►
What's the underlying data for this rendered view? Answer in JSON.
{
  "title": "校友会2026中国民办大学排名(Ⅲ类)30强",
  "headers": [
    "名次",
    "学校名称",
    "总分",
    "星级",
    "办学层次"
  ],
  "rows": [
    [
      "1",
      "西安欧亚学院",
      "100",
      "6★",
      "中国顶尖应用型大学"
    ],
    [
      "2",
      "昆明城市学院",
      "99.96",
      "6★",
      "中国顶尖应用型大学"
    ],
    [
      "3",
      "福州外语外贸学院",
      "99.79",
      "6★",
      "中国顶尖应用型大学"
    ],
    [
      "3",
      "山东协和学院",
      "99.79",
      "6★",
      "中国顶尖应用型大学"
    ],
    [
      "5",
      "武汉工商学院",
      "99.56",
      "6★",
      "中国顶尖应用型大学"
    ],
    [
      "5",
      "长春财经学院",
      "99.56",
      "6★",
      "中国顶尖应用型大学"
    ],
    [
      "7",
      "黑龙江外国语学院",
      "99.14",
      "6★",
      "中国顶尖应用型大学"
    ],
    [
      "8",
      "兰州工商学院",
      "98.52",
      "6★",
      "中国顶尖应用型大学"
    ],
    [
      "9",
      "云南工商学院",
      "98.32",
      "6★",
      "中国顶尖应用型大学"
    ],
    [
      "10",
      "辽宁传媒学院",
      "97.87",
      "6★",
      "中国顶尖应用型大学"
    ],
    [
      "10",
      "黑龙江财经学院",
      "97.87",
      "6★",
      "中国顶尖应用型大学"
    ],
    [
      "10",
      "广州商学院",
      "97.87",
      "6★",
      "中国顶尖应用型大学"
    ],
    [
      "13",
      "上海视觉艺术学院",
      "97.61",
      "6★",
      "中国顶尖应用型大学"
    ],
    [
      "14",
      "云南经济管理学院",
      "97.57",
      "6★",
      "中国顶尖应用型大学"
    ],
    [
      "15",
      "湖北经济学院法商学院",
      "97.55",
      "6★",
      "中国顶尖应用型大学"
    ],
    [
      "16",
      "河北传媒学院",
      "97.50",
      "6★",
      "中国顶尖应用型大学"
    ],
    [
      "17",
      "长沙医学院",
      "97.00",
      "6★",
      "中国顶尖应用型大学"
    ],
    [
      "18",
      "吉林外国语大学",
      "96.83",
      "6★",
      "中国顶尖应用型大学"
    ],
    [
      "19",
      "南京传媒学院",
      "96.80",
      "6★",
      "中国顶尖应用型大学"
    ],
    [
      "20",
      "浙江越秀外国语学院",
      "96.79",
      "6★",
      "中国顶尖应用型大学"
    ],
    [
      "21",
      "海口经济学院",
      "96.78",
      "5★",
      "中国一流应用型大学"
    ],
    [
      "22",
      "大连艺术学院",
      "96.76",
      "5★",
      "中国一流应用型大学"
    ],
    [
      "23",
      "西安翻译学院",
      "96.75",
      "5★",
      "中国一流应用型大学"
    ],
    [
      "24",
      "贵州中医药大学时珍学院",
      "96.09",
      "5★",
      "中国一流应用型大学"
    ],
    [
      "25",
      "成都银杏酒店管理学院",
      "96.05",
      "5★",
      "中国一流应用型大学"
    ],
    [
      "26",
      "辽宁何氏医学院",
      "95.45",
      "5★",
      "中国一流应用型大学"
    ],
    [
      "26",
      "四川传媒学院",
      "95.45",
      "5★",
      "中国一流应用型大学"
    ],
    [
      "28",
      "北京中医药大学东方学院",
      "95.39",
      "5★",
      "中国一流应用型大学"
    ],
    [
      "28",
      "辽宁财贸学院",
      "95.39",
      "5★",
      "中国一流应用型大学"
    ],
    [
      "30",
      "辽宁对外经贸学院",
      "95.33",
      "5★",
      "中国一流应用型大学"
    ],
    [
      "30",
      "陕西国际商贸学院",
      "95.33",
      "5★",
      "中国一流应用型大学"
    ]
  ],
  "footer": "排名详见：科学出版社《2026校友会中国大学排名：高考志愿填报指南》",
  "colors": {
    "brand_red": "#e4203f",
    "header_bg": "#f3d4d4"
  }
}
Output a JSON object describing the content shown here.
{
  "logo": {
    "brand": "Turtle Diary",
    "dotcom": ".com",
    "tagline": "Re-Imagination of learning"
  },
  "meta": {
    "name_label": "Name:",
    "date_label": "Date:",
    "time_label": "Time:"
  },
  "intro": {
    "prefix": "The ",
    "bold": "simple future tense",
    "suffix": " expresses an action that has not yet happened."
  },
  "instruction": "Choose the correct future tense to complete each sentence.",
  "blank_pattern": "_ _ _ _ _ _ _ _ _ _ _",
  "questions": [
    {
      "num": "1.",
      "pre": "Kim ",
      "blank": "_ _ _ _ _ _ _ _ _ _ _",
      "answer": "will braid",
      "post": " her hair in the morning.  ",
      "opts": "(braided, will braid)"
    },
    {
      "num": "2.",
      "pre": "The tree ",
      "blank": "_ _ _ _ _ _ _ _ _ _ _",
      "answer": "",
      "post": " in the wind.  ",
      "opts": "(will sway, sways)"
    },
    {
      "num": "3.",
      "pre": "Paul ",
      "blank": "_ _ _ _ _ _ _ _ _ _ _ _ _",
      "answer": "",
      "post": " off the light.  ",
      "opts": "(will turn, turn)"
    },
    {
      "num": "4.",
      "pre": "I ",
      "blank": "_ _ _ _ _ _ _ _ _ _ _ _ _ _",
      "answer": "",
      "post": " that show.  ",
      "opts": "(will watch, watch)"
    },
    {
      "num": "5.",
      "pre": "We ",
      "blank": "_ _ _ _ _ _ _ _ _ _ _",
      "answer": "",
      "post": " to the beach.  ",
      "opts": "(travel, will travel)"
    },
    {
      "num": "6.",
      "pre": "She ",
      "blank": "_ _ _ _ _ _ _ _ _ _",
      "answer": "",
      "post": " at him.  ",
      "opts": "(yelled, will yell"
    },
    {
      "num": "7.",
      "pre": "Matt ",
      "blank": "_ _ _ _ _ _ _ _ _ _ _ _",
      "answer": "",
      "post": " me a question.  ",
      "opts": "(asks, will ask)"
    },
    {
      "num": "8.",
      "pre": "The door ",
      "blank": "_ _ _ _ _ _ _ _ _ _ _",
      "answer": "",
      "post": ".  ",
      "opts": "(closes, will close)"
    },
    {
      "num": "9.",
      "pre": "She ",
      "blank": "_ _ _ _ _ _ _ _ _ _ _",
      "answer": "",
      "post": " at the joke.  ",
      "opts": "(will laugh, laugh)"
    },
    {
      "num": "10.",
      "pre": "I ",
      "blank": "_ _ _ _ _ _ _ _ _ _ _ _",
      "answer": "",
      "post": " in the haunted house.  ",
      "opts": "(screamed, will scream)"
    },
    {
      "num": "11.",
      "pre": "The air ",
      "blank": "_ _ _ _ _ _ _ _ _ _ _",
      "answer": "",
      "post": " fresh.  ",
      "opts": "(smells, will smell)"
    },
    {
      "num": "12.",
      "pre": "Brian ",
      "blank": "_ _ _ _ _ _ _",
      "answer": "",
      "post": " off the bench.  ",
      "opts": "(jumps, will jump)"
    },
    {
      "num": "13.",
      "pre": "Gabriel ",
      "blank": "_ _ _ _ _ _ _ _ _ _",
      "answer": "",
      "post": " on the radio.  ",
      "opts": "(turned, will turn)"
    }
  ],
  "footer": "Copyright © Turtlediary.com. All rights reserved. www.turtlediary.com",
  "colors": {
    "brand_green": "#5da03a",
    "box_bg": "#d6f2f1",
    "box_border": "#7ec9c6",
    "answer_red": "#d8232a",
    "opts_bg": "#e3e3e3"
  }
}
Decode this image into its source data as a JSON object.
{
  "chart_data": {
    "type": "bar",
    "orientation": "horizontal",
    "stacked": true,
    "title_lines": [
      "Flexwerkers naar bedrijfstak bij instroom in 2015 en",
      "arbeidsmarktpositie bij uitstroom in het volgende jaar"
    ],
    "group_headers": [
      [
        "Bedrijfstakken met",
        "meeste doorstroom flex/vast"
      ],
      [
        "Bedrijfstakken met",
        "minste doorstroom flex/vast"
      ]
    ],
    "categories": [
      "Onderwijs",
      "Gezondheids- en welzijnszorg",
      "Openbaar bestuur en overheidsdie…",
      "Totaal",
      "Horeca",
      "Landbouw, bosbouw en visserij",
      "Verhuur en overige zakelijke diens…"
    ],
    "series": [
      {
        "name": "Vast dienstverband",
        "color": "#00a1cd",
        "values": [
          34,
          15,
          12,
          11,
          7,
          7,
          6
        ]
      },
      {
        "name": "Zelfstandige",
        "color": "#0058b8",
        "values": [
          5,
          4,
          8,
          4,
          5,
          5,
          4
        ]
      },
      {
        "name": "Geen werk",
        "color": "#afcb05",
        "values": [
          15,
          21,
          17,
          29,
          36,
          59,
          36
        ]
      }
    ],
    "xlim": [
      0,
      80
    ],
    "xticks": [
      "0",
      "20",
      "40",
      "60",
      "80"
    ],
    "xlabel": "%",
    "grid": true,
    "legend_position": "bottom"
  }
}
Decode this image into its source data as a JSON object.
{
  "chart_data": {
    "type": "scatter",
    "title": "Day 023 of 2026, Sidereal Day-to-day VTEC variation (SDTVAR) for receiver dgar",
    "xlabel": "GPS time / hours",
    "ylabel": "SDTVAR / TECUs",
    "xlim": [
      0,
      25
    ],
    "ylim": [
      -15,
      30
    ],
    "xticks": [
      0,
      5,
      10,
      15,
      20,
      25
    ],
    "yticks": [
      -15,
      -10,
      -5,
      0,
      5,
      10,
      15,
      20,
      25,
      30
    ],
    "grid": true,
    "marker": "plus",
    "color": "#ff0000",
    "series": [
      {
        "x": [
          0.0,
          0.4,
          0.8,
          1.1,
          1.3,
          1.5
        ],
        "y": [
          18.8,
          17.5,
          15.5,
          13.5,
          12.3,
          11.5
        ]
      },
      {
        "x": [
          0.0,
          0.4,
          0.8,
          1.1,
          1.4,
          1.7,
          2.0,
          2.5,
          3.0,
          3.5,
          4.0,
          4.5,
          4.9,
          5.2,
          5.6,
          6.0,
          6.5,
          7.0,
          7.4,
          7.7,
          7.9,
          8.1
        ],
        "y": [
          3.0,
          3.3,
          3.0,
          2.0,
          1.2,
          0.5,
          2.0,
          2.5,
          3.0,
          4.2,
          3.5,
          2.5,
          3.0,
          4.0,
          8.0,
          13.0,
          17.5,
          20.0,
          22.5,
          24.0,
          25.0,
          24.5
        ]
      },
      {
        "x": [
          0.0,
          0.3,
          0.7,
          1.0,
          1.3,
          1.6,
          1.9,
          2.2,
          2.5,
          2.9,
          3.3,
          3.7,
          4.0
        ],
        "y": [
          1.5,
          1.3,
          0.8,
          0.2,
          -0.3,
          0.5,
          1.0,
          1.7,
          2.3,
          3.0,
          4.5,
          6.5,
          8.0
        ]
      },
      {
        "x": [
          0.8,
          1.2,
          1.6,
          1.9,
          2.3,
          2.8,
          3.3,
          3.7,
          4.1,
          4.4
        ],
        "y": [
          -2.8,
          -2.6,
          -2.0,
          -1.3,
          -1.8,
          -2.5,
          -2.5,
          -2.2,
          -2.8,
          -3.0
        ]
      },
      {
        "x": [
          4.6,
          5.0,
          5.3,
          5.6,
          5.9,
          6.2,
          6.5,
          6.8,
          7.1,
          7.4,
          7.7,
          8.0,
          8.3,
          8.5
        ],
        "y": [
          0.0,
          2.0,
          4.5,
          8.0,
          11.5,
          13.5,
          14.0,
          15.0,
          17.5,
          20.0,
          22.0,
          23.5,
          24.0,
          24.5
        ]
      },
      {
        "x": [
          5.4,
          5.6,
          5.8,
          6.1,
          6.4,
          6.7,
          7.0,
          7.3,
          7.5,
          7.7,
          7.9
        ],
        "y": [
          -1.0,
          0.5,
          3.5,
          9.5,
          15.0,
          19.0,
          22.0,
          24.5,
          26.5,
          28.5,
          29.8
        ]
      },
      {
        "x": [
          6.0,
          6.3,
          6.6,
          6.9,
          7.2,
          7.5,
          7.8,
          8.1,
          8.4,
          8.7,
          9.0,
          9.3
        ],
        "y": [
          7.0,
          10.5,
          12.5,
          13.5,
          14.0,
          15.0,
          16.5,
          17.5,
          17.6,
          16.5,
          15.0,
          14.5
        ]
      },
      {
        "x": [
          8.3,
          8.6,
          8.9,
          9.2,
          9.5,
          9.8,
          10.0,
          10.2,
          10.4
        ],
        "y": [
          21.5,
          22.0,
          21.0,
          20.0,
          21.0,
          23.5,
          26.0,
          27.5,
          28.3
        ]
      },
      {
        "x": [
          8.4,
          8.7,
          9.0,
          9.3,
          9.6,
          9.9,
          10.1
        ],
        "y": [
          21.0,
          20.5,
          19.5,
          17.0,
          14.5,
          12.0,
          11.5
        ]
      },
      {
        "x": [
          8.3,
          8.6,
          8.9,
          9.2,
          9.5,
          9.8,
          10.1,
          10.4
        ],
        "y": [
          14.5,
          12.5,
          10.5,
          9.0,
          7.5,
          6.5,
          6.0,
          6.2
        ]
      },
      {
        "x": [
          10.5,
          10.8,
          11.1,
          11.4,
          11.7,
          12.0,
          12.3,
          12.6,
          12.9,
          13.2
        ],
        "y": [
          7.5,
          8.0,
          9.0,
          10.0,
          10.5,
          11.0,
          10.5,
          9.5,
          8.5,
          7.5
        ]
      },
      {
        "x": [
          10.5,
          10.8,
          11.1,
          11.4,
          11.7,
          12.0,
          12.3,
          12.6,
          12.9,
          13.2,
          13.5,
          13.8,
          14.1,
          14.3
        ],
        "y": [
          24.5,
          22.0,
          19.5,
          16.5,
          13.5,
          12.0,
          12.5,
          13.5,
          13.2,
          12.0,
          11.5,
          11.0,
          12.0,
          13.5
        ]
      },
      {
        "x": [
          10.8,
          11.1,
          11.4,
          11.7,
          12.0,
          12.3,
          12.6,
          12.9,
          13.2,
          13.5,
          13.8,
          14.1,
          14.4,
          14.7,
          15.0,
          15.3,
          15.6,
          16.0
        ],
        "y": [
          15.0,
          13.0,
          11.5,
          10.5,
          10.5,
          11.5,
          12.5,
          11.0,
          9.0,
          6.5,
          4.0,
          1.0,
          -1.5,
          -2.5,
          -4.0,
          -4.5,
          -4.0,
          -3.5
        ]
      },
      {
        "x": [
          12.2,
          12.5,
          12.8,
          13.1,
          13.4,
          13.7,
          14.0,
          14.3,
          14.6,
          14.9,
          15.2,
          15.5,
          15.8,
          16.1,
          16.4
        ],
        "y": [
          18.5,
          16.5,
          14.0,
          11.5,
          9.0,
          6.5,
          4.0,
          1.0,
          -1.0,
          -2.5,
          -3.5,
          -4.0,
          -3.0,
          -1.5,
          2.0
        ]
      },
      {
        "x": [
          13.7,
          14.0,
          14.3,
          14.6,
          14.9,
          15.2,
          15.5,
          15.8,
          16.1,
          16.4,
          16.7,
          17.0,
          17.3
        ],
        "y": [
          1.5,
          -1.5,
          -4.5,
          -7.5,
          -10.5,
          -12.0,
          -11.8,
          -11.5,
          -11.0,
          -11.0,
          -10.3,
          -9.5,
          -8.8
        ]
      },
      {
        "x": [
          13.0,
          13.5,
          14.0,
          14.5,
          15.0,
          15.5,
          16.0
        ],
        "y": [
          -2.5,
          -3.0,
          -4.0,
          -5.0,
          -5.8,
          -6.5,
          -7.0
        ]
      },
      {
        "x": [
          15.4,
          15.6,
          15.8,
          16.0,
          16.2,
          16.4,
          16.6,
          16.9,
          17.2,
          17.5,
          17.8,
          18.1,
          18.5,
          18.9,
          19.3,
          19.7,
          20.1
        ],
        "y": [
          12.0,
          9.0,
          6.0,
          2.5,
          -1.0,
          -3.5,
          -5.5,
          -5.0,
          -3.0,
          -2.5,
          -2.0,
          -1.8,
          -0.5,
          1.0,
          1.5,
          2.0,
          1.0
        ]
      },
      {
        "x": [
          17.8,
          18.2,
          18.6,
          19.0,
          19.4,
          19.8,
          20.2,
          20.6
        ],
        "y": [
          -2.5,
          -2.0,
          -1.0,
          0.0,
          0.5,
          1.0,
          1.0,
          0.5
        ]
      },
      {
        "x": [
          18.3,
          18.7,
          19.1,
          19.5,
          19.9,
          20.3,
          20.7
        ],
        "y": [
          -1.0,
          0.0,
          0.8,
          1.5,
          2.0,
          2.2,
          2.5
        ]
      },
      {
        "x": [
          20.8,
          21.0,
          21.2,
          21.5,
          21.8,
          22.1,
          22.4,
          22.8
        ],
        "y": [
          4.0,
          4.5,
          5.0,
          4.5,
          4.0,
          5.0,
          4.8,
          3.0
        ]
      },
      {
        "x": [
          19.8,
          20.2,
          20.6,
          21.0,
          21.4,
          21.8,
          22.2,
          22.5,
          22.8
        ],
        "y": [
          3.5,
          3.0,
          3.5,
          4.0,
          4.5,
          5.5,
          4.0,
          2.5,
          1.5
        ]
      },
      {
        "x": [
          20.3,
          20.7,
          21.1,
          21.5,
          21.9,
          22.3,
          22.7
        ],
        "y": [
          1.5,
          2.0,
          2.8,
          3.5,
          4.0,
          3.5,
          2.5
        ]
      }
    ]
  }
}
◄
WORK TO COMPLETE:
Extract from the data every line where "footer" shows up.

ANSWER FOR THIS EXERCISE:
  "footer": "排名详见：科学出版社《2026校友会中国大学排名：高考志愿填报指南》",
  "footer": "Copyright © Turtlediary.com. All rights reserved. www.turtlediary.com",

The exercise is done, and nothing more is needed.